THE PROBLEM - Return the listing below exactly, with the pictures dropped.

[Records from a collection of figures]
_ _ _
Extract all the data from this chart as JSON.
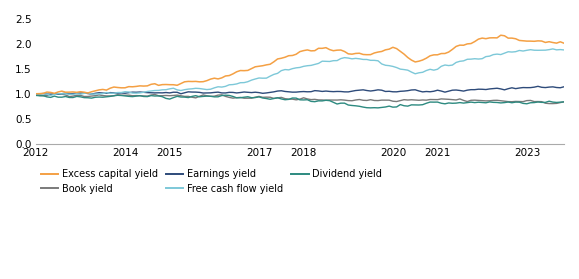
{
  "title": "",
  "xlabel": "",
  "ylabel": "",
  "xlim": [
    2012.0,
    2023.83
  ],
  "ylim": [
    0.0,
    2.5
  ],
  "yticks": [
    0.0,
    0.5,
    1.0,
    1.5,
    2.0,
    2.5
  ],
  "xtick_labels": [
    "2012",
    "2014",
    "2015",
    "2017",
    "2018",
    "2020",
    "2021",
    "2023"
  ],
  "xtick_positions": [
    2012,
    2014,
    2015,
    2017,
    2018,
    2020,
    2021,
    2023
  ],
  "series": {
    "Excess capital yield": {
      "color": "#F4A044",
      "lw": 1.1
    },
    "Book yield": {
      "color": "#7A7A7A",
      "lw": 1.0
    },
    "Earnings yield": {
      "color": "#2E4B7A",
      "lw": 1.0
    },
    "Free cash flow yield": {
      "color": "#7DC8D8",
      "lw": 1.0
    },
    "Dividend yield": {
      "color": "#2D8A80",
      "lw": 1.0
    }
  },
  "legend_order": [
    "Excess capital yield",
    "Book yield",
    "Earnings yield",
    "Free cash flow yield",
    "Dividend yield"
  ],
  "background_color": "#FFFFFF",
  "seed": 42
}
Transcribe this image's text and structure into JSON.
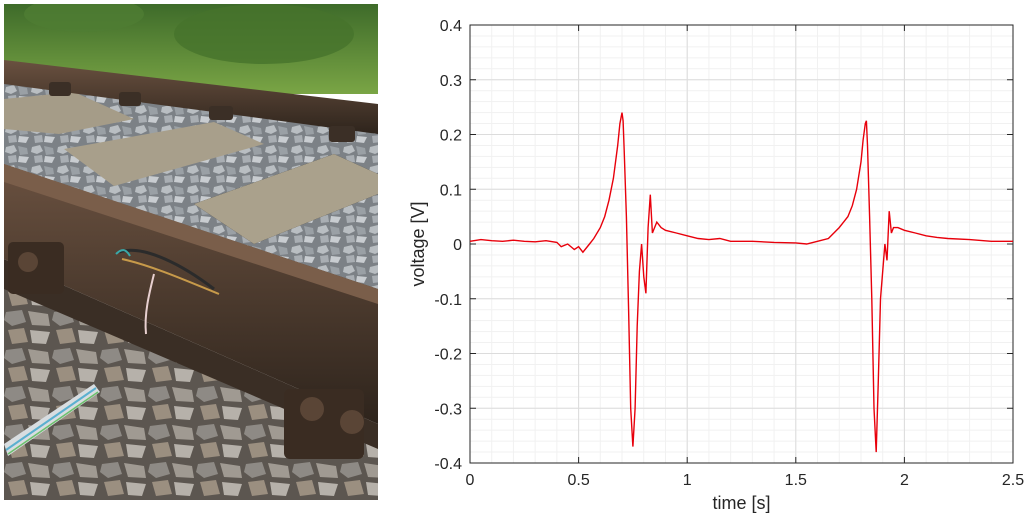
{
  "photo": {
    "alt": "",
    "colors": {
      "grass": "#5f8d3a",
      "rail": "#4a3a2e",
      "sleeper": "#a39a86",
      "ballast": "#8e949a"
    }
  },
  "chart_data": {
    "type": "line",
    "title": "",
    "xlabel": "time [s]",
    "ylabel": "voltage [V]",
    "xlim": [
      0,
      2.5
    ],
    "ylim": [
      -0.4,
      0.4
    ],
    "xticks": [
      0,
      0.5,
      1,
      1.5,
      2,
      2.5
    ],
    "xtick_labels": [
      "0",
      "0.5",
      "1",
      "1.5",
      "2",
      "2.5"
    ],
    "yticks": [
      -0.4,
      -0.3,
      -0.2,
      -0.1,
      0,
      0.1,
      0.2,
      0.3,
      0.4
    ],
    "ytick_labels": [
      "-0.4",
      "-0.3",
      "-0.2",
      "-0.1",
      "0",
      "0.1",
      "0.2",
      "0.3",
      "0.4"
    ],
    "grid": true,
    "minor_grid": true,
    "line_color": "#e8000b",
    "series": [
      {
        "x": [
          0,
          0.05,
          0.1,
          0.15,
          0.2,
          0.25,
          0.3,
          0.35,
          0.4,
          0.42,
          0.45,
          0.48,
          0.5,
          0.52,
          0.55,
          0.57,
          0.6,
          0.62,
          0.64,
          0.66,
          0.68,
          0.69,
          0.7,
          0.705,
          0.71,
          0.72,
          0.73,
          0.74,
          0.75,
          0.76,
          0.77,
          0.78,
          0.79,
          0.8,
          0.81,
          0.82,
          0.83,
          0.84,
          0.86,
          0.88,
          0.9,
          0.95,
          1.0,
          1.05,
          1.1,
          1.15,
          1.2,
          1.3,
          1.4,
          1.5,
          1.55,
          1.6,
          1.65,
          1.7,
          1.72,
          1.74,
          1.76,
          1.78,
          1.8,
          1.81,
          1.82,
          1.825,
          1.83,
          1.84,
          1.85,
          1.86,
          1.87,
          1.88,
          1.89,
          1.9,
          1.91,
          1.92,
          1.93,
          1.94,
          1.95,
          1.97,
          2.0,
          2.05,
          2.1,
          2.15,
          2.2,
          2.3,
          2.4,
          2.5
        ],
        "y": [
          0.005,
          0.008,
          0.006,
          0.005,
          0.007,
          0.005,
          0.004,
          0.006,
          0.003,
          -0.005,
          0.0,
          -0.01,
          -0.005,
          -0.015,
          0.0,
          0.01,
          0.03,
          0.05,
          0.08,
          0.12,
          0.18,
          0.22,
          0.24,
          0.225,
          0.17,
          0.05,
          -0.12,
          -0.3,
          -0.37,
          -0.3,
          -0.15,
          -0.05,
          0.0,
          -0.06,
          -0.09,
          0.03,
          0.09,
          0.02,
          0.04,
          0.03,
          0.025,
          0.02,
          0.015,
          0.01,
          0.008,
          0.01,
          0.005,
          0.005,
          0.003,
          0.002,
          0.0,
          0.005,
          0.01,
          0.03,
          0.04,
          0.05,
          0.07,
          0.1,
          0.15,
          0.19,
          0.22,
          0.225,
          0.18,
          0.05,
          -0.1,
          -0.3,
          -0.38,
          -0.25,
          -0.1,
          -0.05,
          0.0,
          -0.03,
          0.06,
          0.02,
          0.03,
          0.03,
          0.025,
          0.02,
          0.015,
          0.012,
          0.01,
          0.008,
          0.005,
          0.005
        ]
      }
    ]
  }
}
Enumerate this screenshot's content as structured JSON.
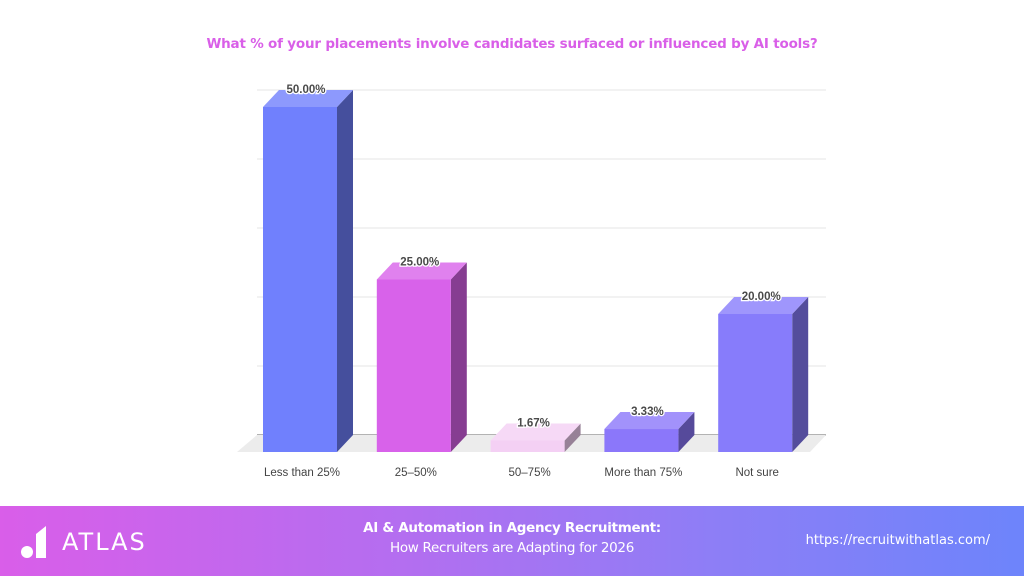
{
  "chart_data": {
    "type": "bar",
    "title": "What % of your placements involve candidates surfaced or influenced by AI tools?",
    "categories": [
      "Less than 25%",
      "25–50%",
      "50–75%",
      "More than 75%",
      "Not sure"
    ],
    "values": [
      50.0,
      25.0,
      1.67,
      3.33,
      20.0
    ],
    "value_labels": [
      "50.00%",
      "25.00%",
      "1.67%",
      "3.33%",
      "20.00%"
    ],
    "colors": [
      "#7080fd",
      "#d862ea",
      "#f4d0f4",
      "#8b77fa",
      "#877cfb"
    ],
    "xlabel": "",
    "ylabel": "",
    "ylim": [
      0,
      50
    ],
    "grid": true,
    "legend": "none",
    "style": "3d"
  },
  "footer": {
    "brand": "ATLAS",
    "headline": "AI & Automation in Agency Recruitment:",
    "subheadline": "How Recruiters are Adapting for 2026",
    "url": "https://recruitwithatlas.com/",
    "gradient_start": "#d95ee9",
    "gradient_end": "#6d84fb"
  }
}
_ _ _
EXERCISE RESPONSE -
Extract all the data from this chart as JSON.
{
  "title": "",
  "xlabel": "",
  "ylabel": "",
  "xlim": [
    2012.0,
    2023.83
  ],
  "ylim": [
    0.0,
    2.5
  ],
  "yticks": [
    0.0,
    0.5,
    1.0,
    1.5,
    2.0,
    2.5
  ],
  "xtick_labels": [
    "2012",
    "2014",
    "2015",
    "2017",
    "2018",
    "2020",
    "2021",
    "2023"
  ],
  "xtick_positions": [
    2012,
    2014,
    2015,
    2017,
    2018,
    2020,
    2021,
    2023
  ],
  "series": {
    "Excess capital yield": {
      "color": "#F4A044",
      "lw": 1.1
    },
    "Book yield": {
      "color": "#7A7A7A",
      "lw": 1.0
    },
    "Earnings yield": {
      "color": "#2E4B7A",
      "lw": 1.0
    },
    "Free cash flow yield": {
      "color": "#7DC8D8",
      "lw": 1.0
    },
    "Dividend yield": {
      "color": "#2D8A80",
      "lw": 1.0
    }
  },
  "legend_order": [
    "Excess capital yield",
    "Book yield",
    "Earnings yield",
    "Free cash flow yield",
    "Dividend yield"
  ],
  "background_color": "#FFFFFF",
  "seed": 42
}
Transcribe this image's text and structure into JSON.
{
  "photo": {
    "alt": "",
    "colors": {
      "grass": "#5f8d3a",
      "rail": "#4a3a2e",
      "sleeper": "#a39a86",
      "ballast": "#8e949a"
    }
  },
  "chart_data": {
    "type": "line",
    "title": "",
    "xlabel": "time [s]",
    "ylabel": "voltage [V]",
    "xlim": [
      0,
      2.5
    ],
    "ylim": [
      -0.4,
      0.4
    ],
    "xticks": [
      0,
      0.5,
      1,
      1.5,
      2,
      2.5
    ],
    "xtick_labels": [
      "0",
      "0.5",
      "1",
      "1.5",
      "2",
      "2.5"
    ],
    "yticks": [
      -0.4,
      -0.3,
      -0.2,
      -0.1,
      0,
      0.1,
      0.2,
      0.3,
      0.4
    ],
    "ytick_labels": [
      "-0.4",
      "-0.3",
      "-0.2",
      "-0.1",
      "0",
      "0.1",
      "0.2",
      "0.3",
      "0.4"
    ],
    "grid": true,
    "minor_grid": true,
    "line_color": "#e8000b",
    "series": [
      {
        "x": [
          0,
          0.05,
          0.1,
          0.15,
          0.2,
          0.25,
          0.3,
          0.35,
          0.4,
          0.42,
          0.45,
          0.48,
          0.5,
          0.52,
          0.55,
          0.57,
          0.6,
          0.62,
          0.64,
          0.66,
          0.68,
          0.69,
          0.7,
          0.705,
          0.71,
          0.72,
          0.73,
          0.74,
          0.75,
          0.76,
          0.77,
          0.78,
          0.79,
          0.8,
          0.81,
          0.82,
          0.83,
          0.84,
          0.86,
          0.88,
          0.9,
          0.95,
          1.0,
          1.05,
          1.1,
          1.15,
          1.2,
          1.3,
          1.4,
          1.5,
          1.55,
          1.6,
          1.65,
          1.7,
          1.72,
          1.74,
          1.76,
          1.78,
          1.8,
          1.81,
          1.82,
          1.825,
          1.83,
          1.84,
          1.85,
          1.86,
          1.87,
          1.88,
          1.89,
          1.9,
          1.91,
          1.92,
          1.93,
          1.94,
          1.95,
          1.97,
          2.0,
          2.05,
          2.1,
          2.15,
          2.2,
          2.3,
          2.4,
          2.5
        ],
        "y": [
          0.005,
          0.008,
          0.006,
          0.005,
          0.007,
          0.005,
          0.004,
          0.006,
          0.003,
          -0.005,
          0.0,
          -0.01,
          -0.005,
          -0.015,
          0.0,
          0.01,
          0.03,
          0.05,
          0.08,
          0.12,
          0.18,
          0.22,
          0.24,
          0.225,
          0.17,
          0.05,
          -0.12,
          -0.3,
          -0.37,
          -0.3,
          -0.15,
          -0.05,
          0.0,
          -0.06,
          -0.09,
          0.03,
          0.09,
          0.02,
          0.04,
          0.03,
          0.025,
          0.02,
          0.015,
          0.01,
          0.008,
          0.01,
          0.005,
          0.005,
          0.003,
          0.002,
          0.0,
          0.005,
          0.01,
          0.03,
          0.04,
          0.05,
          0.07,
          0.1,
          0.15,
          0.19,
          0.22,
          0.225,
          0.18,
          0.05,
          -0.1,
          -0.3,
          -0.38,
          -0.25,
          -0.1,
          -0.05,
          0.0,
          -0.03,
          0.06,
          0.02,
          0.03,
          0.03,
          0.025,
          0.02,
          0.015,
          0.012,
          0.01,
          0.008,
          0.005,
          0.005
        ]
      }
    ]
  }
}
Enumerate this screenshot's content as structured JSON.
{
  "chart_data": {
    "type": "bar",
    "title": "What % of your placements involve candidates surfaced or influenced by AI tools?",
    "categories": [
      "Less than 25%",
      "25–50%",
      "50–75%",
      "More than 75%",
      "Not sure"
    ],
    "values": [
      50.0,
      25.0,
      1.67,
      3.33,
      20.0
    ],
    "value_labels": [
      "50.00%",
      "25.00%",
      "1.67%",
      "3.33%",
      "20.00%"
    ],
    "colors": [
      "#7080fd",
      "#d862ea",
      "#f4d0f4",
      "#8b77fa",
      "#877cfb"
    ],
    "xlabel": "",
    "ylabel": "",
    "ylim": [
      0,
      50
    ],
    "grid": true,
    "legend": "none",
    "style": "3d"
  },
  "footer": {
    "brand": "ATLAS",
    "headline": "AI & Automation in Agency Recruitment:",
    "subheadline": "How Recruiters are Adapting for 2026",
    "url": "https://recruitwithatlas.com/",
    "gradient_start": "#d95ee9",
    "gradient_end": "#6d84fb"
  }
}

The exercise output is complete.